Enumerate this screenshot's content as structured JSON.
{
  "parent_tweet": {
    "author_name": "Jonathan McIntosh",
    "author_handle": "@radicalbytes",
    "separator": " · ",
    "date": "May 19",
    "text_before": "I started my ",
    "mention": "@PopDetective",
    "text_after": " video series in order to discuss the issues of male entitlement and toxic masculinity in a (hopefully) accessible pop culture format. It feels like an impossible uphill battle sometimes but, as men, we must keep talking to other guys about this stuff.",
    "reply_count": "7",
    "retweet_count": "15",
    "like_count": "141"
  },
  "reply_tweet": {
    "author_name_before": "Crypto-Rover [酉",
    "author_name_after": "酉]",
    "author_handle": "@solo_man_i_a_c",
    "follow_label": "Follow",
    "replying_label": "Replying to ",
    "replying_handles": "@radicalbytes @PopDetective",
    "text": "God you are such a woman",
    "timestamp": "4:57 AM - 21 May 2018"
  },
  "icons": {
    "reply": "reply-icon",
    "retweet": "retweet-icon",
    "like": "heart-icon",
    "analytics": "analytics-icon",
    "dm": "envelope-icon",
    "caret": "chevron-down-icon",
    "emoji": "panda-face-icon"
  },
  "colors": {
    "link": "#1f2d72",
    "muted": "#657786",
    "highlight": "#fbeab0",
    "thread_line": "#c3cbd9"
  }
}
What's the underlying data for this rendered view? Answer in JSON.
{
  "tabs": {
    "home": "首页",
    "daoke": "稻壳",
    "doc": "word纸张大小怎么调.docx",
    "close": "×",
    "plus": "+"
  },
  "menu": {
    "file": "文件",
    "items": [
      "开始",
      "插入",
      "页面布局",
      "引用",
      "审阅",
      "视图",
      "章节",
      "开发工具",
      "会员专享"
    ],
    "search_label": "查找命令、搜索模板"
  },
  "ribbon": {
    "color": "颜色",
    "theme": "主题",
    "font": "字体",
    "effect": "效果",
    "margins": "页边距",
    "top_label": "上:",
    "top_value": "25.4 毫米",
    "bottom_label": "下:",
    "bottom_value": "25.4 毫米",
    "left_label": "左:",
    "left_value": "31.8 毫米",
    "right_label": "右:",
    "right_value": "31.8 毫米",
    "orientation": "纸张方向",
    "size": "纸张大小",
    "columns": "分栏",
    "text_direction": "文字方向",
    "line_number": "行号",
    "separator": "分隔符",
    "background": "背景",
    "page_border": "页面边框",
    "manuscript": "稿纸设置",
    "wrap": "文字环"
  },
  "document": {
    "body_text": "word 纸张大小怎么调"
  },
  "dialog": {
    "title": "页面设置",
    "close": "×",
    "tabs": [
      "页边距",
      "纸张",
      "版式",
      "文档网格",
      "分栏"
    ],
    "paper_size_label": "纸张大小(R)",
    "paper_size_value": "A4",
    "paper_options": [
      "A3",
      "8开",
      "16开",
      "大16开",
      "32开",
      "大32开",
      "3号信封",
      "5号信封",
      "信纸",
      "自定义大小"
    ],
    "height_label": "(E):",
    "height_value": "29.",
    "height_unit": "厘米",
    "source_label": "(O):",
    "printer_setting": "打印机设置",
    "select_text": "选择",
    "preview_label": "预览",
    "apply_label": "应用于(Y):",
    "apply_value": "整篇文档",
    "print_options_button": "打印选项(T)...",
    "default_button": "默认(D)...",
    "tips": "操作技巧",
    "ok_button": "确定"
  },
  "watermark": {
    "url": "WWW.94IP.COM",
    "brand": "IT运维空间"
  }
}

### WHAT YOU HAVE TO DO
Reproduce the data in its entirety, matching each character.

### COMPLETE RESPONSE
Enumerate this screenshot's content as structured JSON.
{
  "parent_tweet": {
    "author_name": "Jonathan McIntosh",
    "author_handle": "@radicalbytes",
    "separator": " · ",
    "date": "May 19",
    "text_before": "I started my ",
    "mention": "@PopDetective",
    "text_after": " video series in order to discuss the issues of male entitlement and toxic masculinity in a (hopefully) accessible pop culture format. It feels like an impossible uphill battle sometimes but, as men, we must keep talking to other guys about this stuff.",
    "reply_count": "7",
    "retweet_count": "15",
    "like_count": "141"
  },
  "reply_tweet": {
    "author_name_before": "Crypto-Rover [酉",
    "author_name_after": "酉]",
    "author_handle": "@solo_man_i_a_c",
    "follow_label": "Follow",
    "replying_label": "Replying to ",
    "replying_handles": "@radicalbytes @PopDetective",
    "text": "God you are such a woman",
    "timestamp": "4:57 AM - 21 May 2018"
  },
  "icons": {
    "reply": "reply-icon",
    "retweet": "retweet-icon",
    "like": "heart-icon",
    "analytics": "analytics-icon",
    "dm": "envelope-icon",
    "caret": "chevron-down-icon",
    "emoji": "panda-face-icon"
  },
  "colors": {
    "link": "#1f2d72",
    "muted": "#657786",
    "highlight": "#fbeab0",
    "thread_line": "#c3cbd9"
  }
}
What's the underlying data for this rendered view? Answer in JSON.
{
  "tabs": {
    "home": "首页",
    "daoke": "稻壳",
    "doc": "word纸张大小怎么调.docx",
    "close": "×",
    "plus": "+"
  },
  "menu": {
    "file": "文件",
    "items": [
      "开始",
      "插入",
      "页面布局",
      "引用",
      "审阅",
      "视图",
      "章节",
      "开发工具",
      "会员专享"
    ],
    "search_label": "查找命令、搜索模板"
  },
  "ribbon": {
    "color": "颜色",
    "theme": "主题",
    "font": "字体",
    "effect": "效果",
    "margins": "页边距",
    "top_label": "上:",
    "top_value": "25.4 毫米",
    "bottom_label": "下:",
    "bottom_value": "25.4 毫米",
    "left_label": "左:",
    "left_value": "31.8 毫米",
    "right_label": "右:",
    "right_value": "31.8 毫米",
    "orientation": "纸张方向",
    "size": "纸张大小",
    "columns": "分栏",
    "text_direction": "文字方向",
    "line_number": "行号",
    "separator": "分隔符",
    "background": "背景",
    "page_border": "页面边框",
    "manuscript": "稿纸设置",
    "wrap": "文字环"
  },
  "document": {
    "body_text": "word 纸张大小怎么调"
  },
  "dialog": {
    "title": "页面设置",
    "close": "×",
    "tabs": [
      "页边距",
      "纸张",
      "版式",
      "文档网格",
      "分栏"
    ],
    "paper_size_label": "纸张大小(R)",
    "paper_size_value": "A4",
    "paper_options": [
      "A3",
      "8开",
      "16开",
      "大16开",
      "32开",
      "大32开",
      "3号信封",
      "5号信封",
      "信纸",
      "自定义大小"
    ],
    "height_label": "(E):",
    "height_value": "29.",
    "height_unit": "厘米",
    "source_label": "(O):",
    "printer_setting": "打印机设置",
    "select_text": "选择",
    "preview_label": "预览",
    "apply_label": "应用于(Y):",
    "apply_value": "整篇文档",
    "print_options_button": "打印选项(T)...",
    "default_button": "默认(D)...",
    "tips": "操作技巧",
    "ok_button": "确定"
  },
  "watermark": {
    "url": "WWW.94IP.COM",
    "brand": "IT运维空间"
  }
}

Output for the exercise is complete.